# RECORDS PROVIDED start

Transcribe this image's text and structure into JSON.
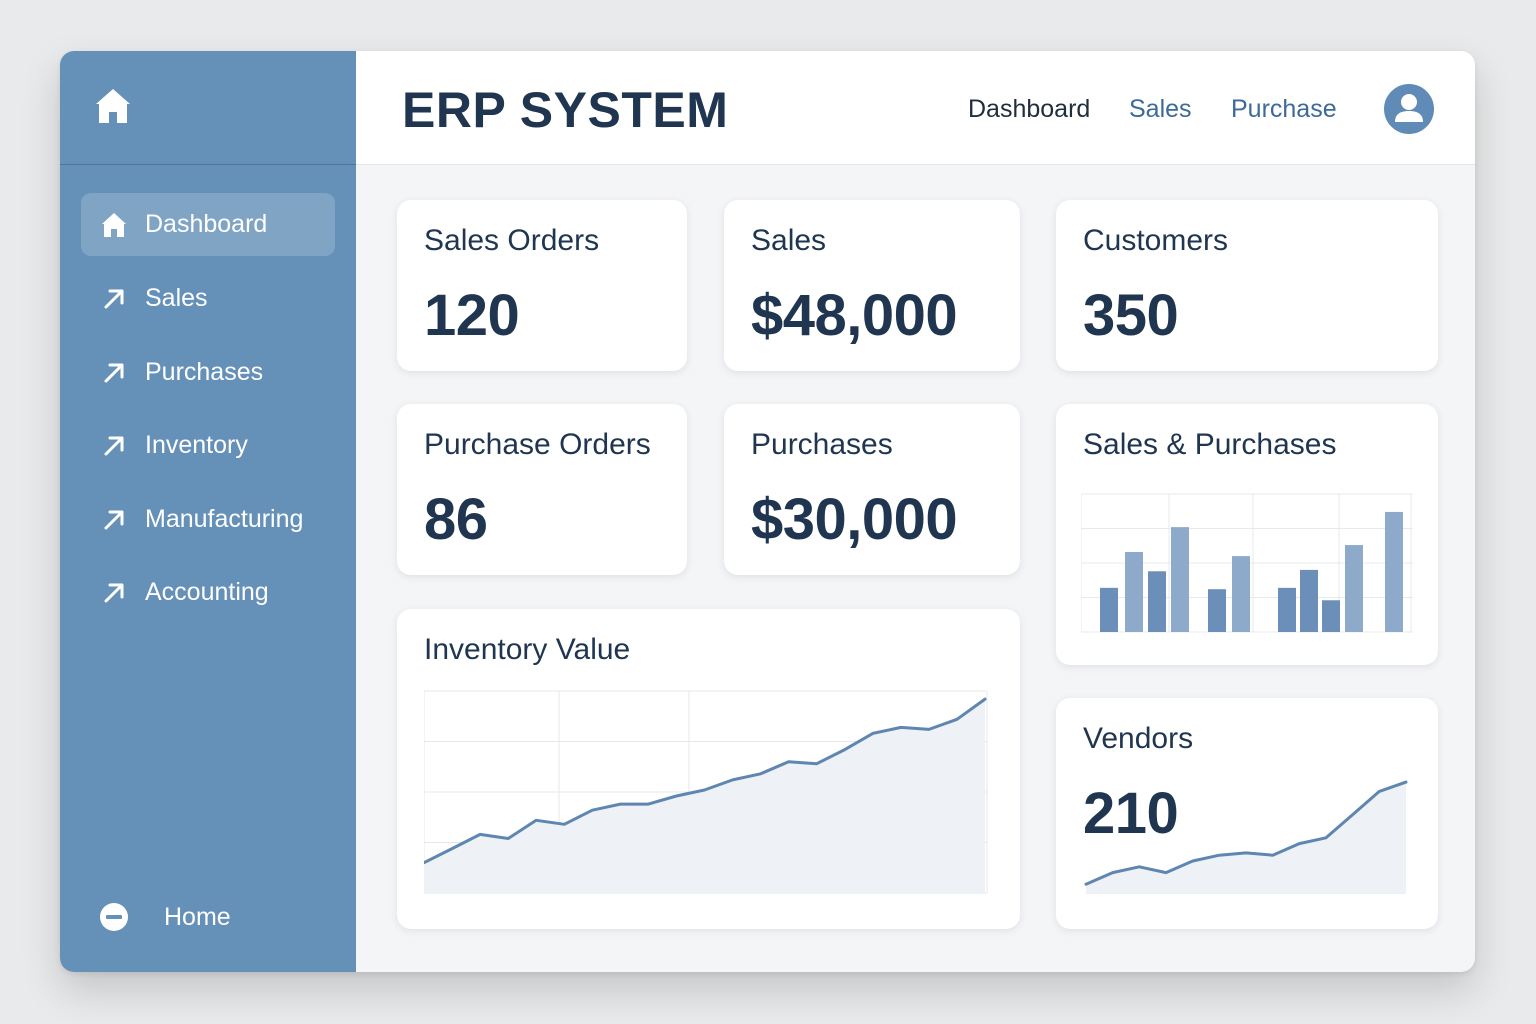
{
  "header": {
    "title": "ERP SYSTEM",
    "links": [
      {
        "label": "Dashboard",
        "style": "dark"
      },
      {
        "label": "Sales",
        "style": "blue"
      },
      {
        "label": "Purchase",
        "style": "blue"
      }
    ],
    "avatar_icon": "user-icon"
  },
  "sidebar": {
    "logo_icon": "home-icon",
    "items": [
      {
        "label": "Dashboard",
        "icon": "home-icon",
        "active": true
      },
      {
        "label": "Sales",
        "icon": "arrow-up-right-icon",
        "active": false
      },
      {
        "label": "Purchases",
        "icon": "arrow-up-right-icon",
        "active": false
      },
      {
        "label": "Inventory",
        "icon": "arrow-up-right-icon",
        "active": false
      },
      {
        "label": "Manufacturing",
        "icon": "arrow-up-right-icon",
        "active": false
      },
      {
        "label": "Accounting",
        "icon": "arrow-up-right-icon",
        "active": false
      }
    ],
    "bottom": {
      "label": "Home",
      "icon": "minus-circle-icon"
    }
  },
  "cards": {
    "sales_orders": {
      "title": "Sales Orders",
      "value": "120"
    },
    "sales": {
      "title": "Sales",
      "value": "$48,000"
    },
    "customers": {
      "title": "Customers",
      "value": "350"
    },
    "purchase_orders": {
      "title": "Purchase Orders",
      "value": "86"
    },
    "purchases": {
      "title": "Purchases",
      "value": "$30,000"
    },
    "sales_purchases": {
      "title": "Sales & Purchases"
    },
    "inventory_value": {
      "title": "Inventory Value"
    },
    "vendors": {
      "title": "Vendors",
      "value": "210"
    }
  },
  "colors": {
    "sidebar": "#6590b8",
    "accent": "#5f86b0",
    "bar_light": "#8eaacb",
    "text_dark": "#1f3550"
  },
  "chart_data": [
    {
      "type": "bar",
      "title": "Sales & Purchases",
      "ylim": [
        0,
        10
      ],
      "grid": true,
      "values": [
        3.2,
        5.8,
        4.4,
        7.6,
        3.1,
        5.5,
        3.2,
        4.5,
        2.3,
        6.3,
        8.7
      ]
    },
    {
      "type": "area",
      "title": "Inventory Value",
      "ylim": [
        0,
        10
      ],
      "grid": true,
      "values": [
        1.5,
        2.2,
        2.9,
        2.7,
        3.6,
        3.4,
        4.1,
        4.4,
        4.4,
        4.8,
        5.1,
        5.6,
        5.9,
        6.5,
        6.4,
        7.1,
        7.9,
        8.2,
        8.1,
        8.6,
        9.6
      ]
    },
    {
      "type": "area",
      "title": "",
      "ylim": [
        0,
        10
      ],
      "grid": false,
      "values": [
        0.5,
        1.5,
        2.0,
        1.5,
        2.5,
        3.0,
        3.2,
        3.0,
        4.0,
        4.5,
        6.5,
        8.5,
        9.3
      ]
    }
  ]
}
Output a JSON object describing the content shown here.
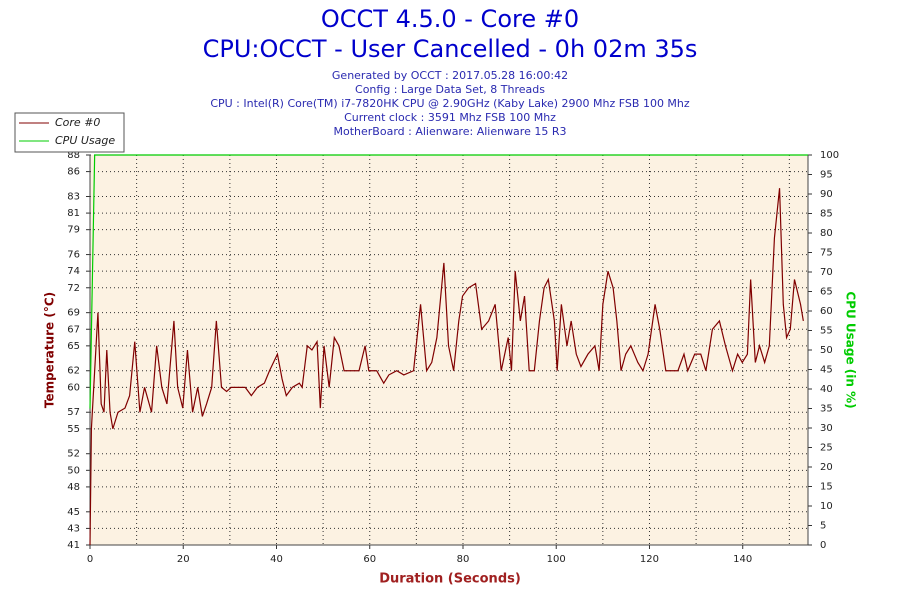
{
  "chart_data": {
    "type": "line",
    "title": "OCCT 4.5.0 - Core #0",
    "subtitle": "CPU:OCCT - User Cancelled - 0h 02m 35s",
    "info": [
      "Generated by OCCT : 2017.05.28 16:00:42",
      "Config : Large Data Set, 8 Threads",
      "CPU : Intel(R) Core(TM) i7-7820HK CPU @ 2.90GHz (Kaby Lake) 2900 Mhz FSB 100 Mhz",
      "Current clock : 3591 Mhz FSB 100 Mhz",
      "MotherBoard : Alienware: Alienware 15 R3"
    ],
    "xlabel": "Duration (Seconds)",
    "ylabel": "Temperature (°C)",
    "y2label": "CPU Usage (in %)",
    "xlim": [
      0,
      154
    ],
    "xticks": [
      0,
      20,
      40,
      60,
      80,
      100,
      120,
      140
    ],
    "ylim": [
      41,
      88
    ],
    "yticks": [
      41,
      43,
      45,
      48,
      50,
      52,
      55,
      57,
      60,
      62,
      65,
      67,
      69,
      72,
      74,
      76,
      79,
      81,
      83,
      86,
      88
    ],
    "y2lim": [
      0,
      100
    ],
    "y2ticks": [
      0,
      5,
      10,
      15,
      20,
      25,
      30,
      35,
      40,
      45,
      50,
      55,
      60,
      65,
      70,
      75,
      80,
      85,
      90,
      95,
      100
    ],
    "grid": true,
    "legend": "upper left",
    "series": [
      {
        "name": "Core #0",
        "color": "#800000",
        "x": [
          0,
          0.3,
          1.7,
          2.4,
          3.0,
          3.6,
          4.3,
          4.9,
          6.0,
          7.5,
          8.5,
          9.6,
          10.7,
          11.7,
          13.2,
          14.3,
          15.4,
          16.5,
          18.0,
          18.8,
          19.9,
          20.9,
          22.0,
          23.1,
          24.1,
          25.0,
          26.1,
          27.1,
          28.2,
          29.3,
          30.3,
          33.3,
          34.6,
          35.9,
          37.4,
          38.5,
          40.2,
          41.2,
          42.1,
          43.4,
          44.9,
          45.5,
          46.6,
          47.6,
          48.7,
          49.4,
          50.2,
          51.3,
          52.4,
          53.4,
          54.5,
          55.6,
          57.7,
          59.0,
          59.8,
          61.5,
          63.0,
          64.1,
          65.8,
          67.3,
          69.4,
          70.9,
          72.2,
          73.3,
          74.4,
          75.9,
          76.9,
          78.0,
          79.1,
          79.9,
          81.2,
          82.7,
          84.0,
          85.5,
          86.9,
          88.2,
          89.7,
          90.4,
          91.2,
          92.3,
          93.2,
          94.2,
          95.3,
          96.4,
          97.4,
          98.3,
          99.6,
          100.2,
          101.1,
          102.3,
          103.2,
          104.3,
          105.3,
          106.8,
          108.3,
          109.2,
          110.0,
          111.1,
          112.2,
          113.0,
          113.9,
          114.9,
          116.0,
          117.5,
          118.6,
          119.7,
          121.2,
          122.2,
          123.5,
          124.8,
          126.1,
          127.4,
          128.2,
          129.7,
          131.0,
          132.1,
          133.5,
          135.0,
          136.3,
          137.8,
          138.9,
          139.9,
          141.0,
          141.7,
          142.7,
          143.6,
          144.7,
          145.7,
          146.8,
          147.9,
          148.7,
          149.4,
          150.2,
          151.1,
          152.4,
          153.0
        ],
        "values": [
          41,
          55,
          69,
          58,
          57,
          64.5,
          57,
          55,
          57,
          57.5,
          59,
          65.5,
          57,
          60,
          57,
          65,
          60,
          58,
          68,
          60,
          57.5,
          64.5,
          57,
          60,
          56.5,
          58,
          60,
          68,
          60,
          59.5,
          60,
          60,
          59,
          60,
          60.5,
          62,
          64,
          61,
          59,
          60,
          60.5,
          60,
          65,
          64.5,
          65.5,
          57.5,
          65,
          60,
          66,
          65,
          62,
          62,
          62,
          65,
          62,
          62,
          60.5,
          61.5,
          62,
          61.5,
          62,
          70,
          62,
          63,
          66,
          75,
          65,
          62,
          68,
          71,
          72,
          72.5,
          67,
          68,
          70,
          62,
          66,
          62,
          74,
          68,
          71,
          62,
          62,
          68,
          72,
          73,
          68,
          62,
          70,
          65,
          68,
          64,
          62.5,
          64,
          65,
          62,
          70,
          74,
          72,
          68,
          62,
          64,
          65,
          63,
          62,
          64,
          70,
          67,
          62,
          62,
          62,
          64,
          62,
          64,
          64,
          62,
          67,
          68,
          65,
          62,
          64,
          63,
          64,
          73,
          63,
          65,
          63,
          65,
          78,
          84,
          70,
          66,
          67,
          73,
          70,
          68
        ]
      },
      {
        "name": "CPU Usage",
        "color": "#00cc00",
        "axis": "y2",
        "x": [
          0,
          1,
          154
        ],
        "values": [
          35,
          100,
          100
        ]
      }
    ]
  }
}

# RECORDS PROVIDED end

* **EXERCISE**:
Output each line exactly; omit every picture.

* **ANSWER BELOW**:
Transcribe this image's text and structure into JSON.
{
  "header": {
    "title": "ERP SYSTEM",
    "links": [
      {
        "label": "Dashboard",
        "style": "dark"
      },
      {
        "label": "Sales",
        "style": "blue"
      },
      {
        "label": "Purchase",
        "style": "blue"
      }
    ],
    "avatar_icon": "user-icon"
  },
  "sidebar": {
    "logo_icon": "home-icon",
    "items": [
      {
        "label": "Dashboard",
        "icon": "home-icon",
        "active": true
      },
      {
        "label": "Sales",
        "icon": "arrow-up-right-icon",
        "active": false
      },
      {
        "label": "Purchases",
        "icon": "arrow-up-right-icon",
        "active": false
      },
      {
        "label": "Inventory",
        "icon": "arrow-up-right-icon",
        "active": false
      },
      {
        "label": "Manufacturing",
        "icon": "arrow-up-right-icon",
        "active": false
      },
      {
        "label": "Accounting",
        "icon": "arrow-up-right-icon",
        "active": false
      }
    ],
    "bottom": {
      "label": "Home",
      "icon": "minus-circle-icon"
    }
  },
  "cards": {
    "sales_orders": {
      "title": "Sales Orders",
      "value": "120"
    },
    "sales": {
      "title": "Sales",
      "value": "$48,000"
    },
    "customers": {
      "title": "Customers",
      "value": "350"
    },
    "purchase_orders": {
      "title": "Purchase Orders",
      "value": "86"
    },
    "purchases": {
      "title": "Purchases",
      "value": "$30,000"
    },
    "sales_purchases": {
      "title": "Sales & Purchases"
    },
    "inventory_value": {
      "title": "Inventory Value"
    },
    "vendors": {
      "title": "Vendors",
      "value": "210"
    }
  },
  "colors": {
    "sidebar": "#6590b8",
    "accent": "#5f86b0",
    "bar_light": "#8eaacb",
    "text_dark": "#1f3550"
  },
  "chart_data": [
    {
      "type": "bar",
      "title": "Sales & Purchases",
      "ylim": [
        0,
        10
      ],
      "grid": true,
      "values": [
        3.2,
        5.8,
        4.4,
        7.6,
        3.1,
        5.5,
        3.2,
        4.5,
        2.3,
        6.3,
        8.7
      ]
    },
    {
      "type": "area",
      "title": "Inventory Value",
      "ylim": [
        0,
        10
      ],
      "grid": true,
      "values": [
        1.5,
        2.2,
        2.9,
        2.7,
        3.6,
        3.4,
        4.1,
        4.4,
        4.4,
        4.8,
        5.1,
        5.6,
        5.9,
        6.5,
        6.4,
        7.1,
        7.9,
        8.2,
        8.1,
        8.6,
        9.6
      ]
    },
    {
      "type": "area",
      "title": "",
      "ylim": [
        0,
        10
      ],
      "grid": false,
      "values": [
        0.5,
        1.5,
        2.0,
        1.5,
        2.5,
        3.0,
        3.2,
        3.0,
        4.0,
        4.5,
        6.5,
        8.5,
        9.3
      ]
    }
  ]
}
Output a JSON object describing the content shown here.
{
  "chart_data": {
    "type": "line",
    "title": "OCCT 4.5.0 - Core #0",
    "subtitle": "CPU:OCCT - User Cancelled - 0h 02m 35s",
    "info": [
      "Generated by OCCT : 2017.05.28 16:00:42",
      "Config : Large Data Set, 8 Threads",
      "CPU : Intel(R) Core(TM) i7-7820HK CPU @ 2.90GHz (Kaby Lake) 2900 Mhz FSB 100 Mhz",
      "Current clock : 3591 Mhz FSB 100 Mhz",
      "MotherBoard : Alienware: Alienware 15 R3"
    ],
    "xlabel": "Duration (Seconds)",
    "ylabel": "Temperature (°C)",
    "y2label": "CPU Usage (in %)",
    "xlim": [
      0,
      154
    ],
    "xticks": [
      0,
      20,
      40,
      60,
      80,
      100,
      120,
      140
    ],
    "ylim": [
      41,
      88
    ],
    "yticks": [
      41,
      43,
      45,
      48,
      50,
      52,
      55,
      57,
      60,
      62,
      65,
      67,
      69,
      72,
      74,
      76,
      79,
      81,
      83,
      86,
      88
    ],
    "y2lim": [
      0,
      100
    ],
    "y2ticks": [
      0,
      5,
      10,
      15,
      20,
      25,
      30,
      35,
      40,
      45,
      50,
      55,
      60,
      65,
      70,
      75,
      80,
      85,
      90,
      95,
      100
    ],
    "grid": true,
    "legend": "upper left",
    "series": [
      {
        "name": "Core #0",
        "color": "#800000",
        "x": [
          0,
          0.3,
          1.7,
          2.4,
          3.0,
          3.6,
          4.3,
          4.9,
          6.0,
          7.5,
          8.5,
          9.6,
          10.7,
          11.7,
          13.2,
          14.3,
          15.4,
          16.5,
          18.0,
          18.8,
          19.9,
          20.9,
          22.0,
          23.1,
          24.1,
          25.0,
          26.1,
          27.1,
          28.2,
          29.3,
          30.3,
          33.3,
          34.6,
          35.9,
          37.4,
          38.5,
          40.2,
          41.2,
          42.1,
          43.4,
          44.9,
          45.5,
          46.6,
          47.6,
          48.7,
          49.4,
          50.2,
          51.3,
          52.4,
          53.4,
          54.5,
          55.6,
          57.7,
          59.0,
          59.8,
          61.5,
          63.0,
          64.1,
          65.8,
          67.3,
          69.4,
          70.9,
          72.2,
          73.3,
          74.4,
          75.9,
          76.9,
          78.0,
          79.1,
          79.9,
          81.2,
          82.7,
          84.0,
          85.5,
          86.9,
          88.2,
          89.7,
          90.4,
          91.2,
          92.3,
          93.2,
          94.2,
          95.3,
          96.4,
          97.4,
          98.3,
          99.6,
          100.2,
          101.1,
          102.3,
          103.2,
          104.3,
          105.3,
          106.8,
          108.3,
          109.2,
          110.0,
          111.1,
          112.2,
          113.0,
          113.9,
          114.9,
          116.0,
          117.5,
          118.6,
          119.7,
          121.2,
          122.2,
          123.5,
          124.8,
          126.1,
          127.4,
          128.2,
          129.7,
          131.0,
          132.1,
          133.5,
          135.0,
          136.3,
          137.8,
          138.9,
          139.9,
          141.0,
          141.7,
          142.7,
          143.6,
          144.7,
          145.7,
          146.8,
          147.9,
          148.7,
          149.4,
          150.2,
          151.1,
          152.4,
          153.0
        ],
        "values": [
          41,
          55,
          69,
          58,
          57,
          64.5,
          57,
          55,
          57,
          57.5,
          59,
          65.5,
          57,
          60,
          57,
          65,
          60,
          58,
          68,
          60,
          57.5,
          64.5,
          57,
          60,
          56.5,
          58,
          60,
          68,
          60,
          59.5,
          60,
          60,
          59,
          60,
          60.5,
          62,
          64,
          61,
          59,
          60,
          60.5,
          60,
          65,
          64.5,
          65.5,
          57.5,
          65,
          60,
          66,
          65,
          62,
          62,
          62,
          65,
          62,
          62,
          60.5,
          61.5,
          62,
          61.5,
          62,
          70,
          62,
          63,
          66,
          75,
          65,
          62,
          68,
          71,
          72,
          72.5,
          67,
          68,
          70,
          62,
          66,
          62,
          74,
          68,
          71,
          62,
          62,
          68,
          72,
          73,
          68,
          62,
          70,
          65,
          68,
          64,
          62.5,
          64,
          65,
          62,
          70,
          74,
          72,
          68,
          62,
          64,
          65,
          63,
          62,
          64,
          70,
          67,
          62,
          62,
          62,
          64,
          62,
          64,
          64,
          62,
          67,
          68,
          65,
          62,
          64,
          63,
          64,
          73,
          63,
          65,
          63,
          65,
          78,
          84,
          70,
          66,
          67,
          73,
          70,
          68
        ]
      },
      {
        "name": "CPU Usage",
        "color": "#00cc00",
        "axis": "y2",
        "x": [
          0,
          1,
          154
        ],
        "values": [
          35,
          100,
          100
        ]
      }
    ]
  }
}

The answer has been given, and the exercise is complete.